▶ **INSTRUCTION**: Copy the data below exactly, omitting any picture it contains.

▶ **INFORMATION SUPPLIED**:
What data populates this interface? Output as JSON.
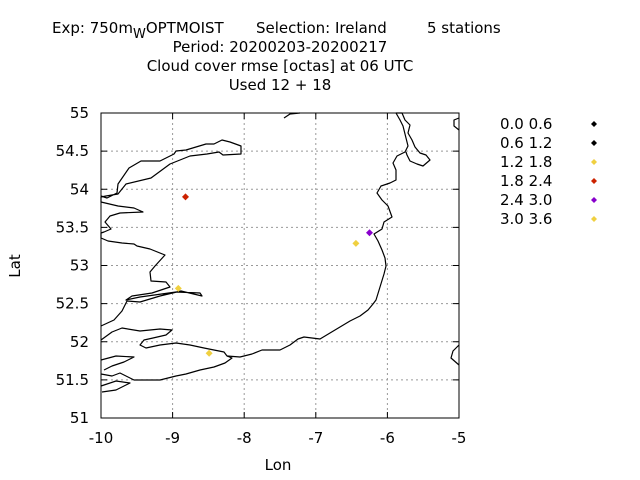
{
  "chart_data": {
    "type": "scatter",
    "title": {
      "line1_prefix": "Exp: 750m",
      "line1_sub": "W",
      "line1_model": "OPTMOIST",
      "line1_selection": "Selection: Ireland",
      "line1_stations": "5 stations",
      "line2": "Period: 20200203-20200217",
      "line3": "Cloud cover rmse [octas] at  06 UTC",
      "line4": "Used  12 + 18"
    },
    "xlabel": "Lon",
    "ylabel": "Lat",
    "xlim": [
      -10,
      -5
    ],
    "ylim": [
      51,
      55
    ],
    "xticks": [
      "-10",
      "-9",
      "-8",
      "-7",
      "-6",
      "-5"
    ],
    "yticks": [
      "51",
      "51.5",
      "52",
      "52.5",
      "53",
      "53.5",
      "54",
      "54.5",
      "55"
    ],
    "grid": true,
    "legend_position": "right",
    "legend": [
      {
        "label": "0.0 0.6",
        "color": "#000000"
      },
      {
        "label": "0.6 1.2",
        "color": "#000000"
      },
      {
        "label": "1.2 1.8",
        "color": "#f0d040"
      },
      {
        "label": "1.8 2.4",
        "color": "#cc2200"
      },
      {
        "label": "2.4 3.0",
        "color": "#8800cc"
      },
      {
        "label": "3.0 3.6",
        "color": "#f0d040"
      }
    ],
    "points": [
      {
        "lon": -8.82,
        "lat": 53.9,
        "color": "#cc2200"
      },
      {
        "lon": -6.25,
        "lat": 53.43,
        "color": "#8800cc"
      },
      {
        "lon": -6.44,
        "lat": 53.29,
        "color": "#f0d040"
      },
      {
        "lon": -8.92,
        "lat": 52.7,
        "color": "#f0d040"
      },
      {
        "lon": -8.49,
        "lat": 51.85,
        "color": "#f0d040"
      }
    ]
  }
}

▶ **TASK ANSWER**:
What data populates this interface? Output as JSON.
{
  "chart_data": {
    "type": "scatter",
    "title": {
      "line1_prefix": "Exp: 750m",
      "line1_sub": "W",
      "line1_model": "OPTMOIST",
      "line1_selection": "Selection: Ireland",
      "line1_stations": "5 stations",
      "line2": "Period: 20200203-20200217",
      "line3": "Cloud cover rmse [octas] at  06 UTC",
      "line4": "Used  12 + 18"
    },
    "xlabel": "Lon",
    "ylabel": "Lat",
    "xlim": [
      -10,
      -5
    ],
    "ylim": [
      51,
      55
    ],
    "xticks": [
      "-10",
      "-9",
      "-8",
      "-7",
      "-6",
      "-5"
    ],
    "yticks": [
      "51",
      "51.5",
      "52",
      "52.5",
      "53",
      "53.5",
      "54",
      "54.5",
      "55"
    ],
    "grid": true,
    "legend_position": "right",
    "legend": [
      {
        "label": "0.0 0.6",
        "color": "#000000"
      },
      {
        "label": "0.6 1.2",
        "color": "#000000"
      },
      {
        "label": "1.2 1.8",
        "color": "#f0d040"
      },
      {
        "label": "1.8 2.4",
        "color": "#cc2200"
      },
      {
        "label": "2.4 3.0",
        "color": "#8800cc"
      },
      {
        "label": "3.0 3.6",
        "color": "#f0d040"
      }
    ],
    "points": [
      {
        "lon": -8.82,
        "lat": 53.9,
        "color": "#cc2200"
      },
      {
        "lon": -6.25,
        "lat": 53.43,
        "color": "#8800cc"
      },
      {
        "lon": -6.44,
        "lat": 53.29,
        "color": "#f0d040"
      },
      {
        "lon": -8.92,
        "lat": 52.7,
        "color": "#f0d040"
      },
      {
        "lon": -8.49,
        "lat": 51.85,
        "color": "#f0d040"
      }
    ]
  }
}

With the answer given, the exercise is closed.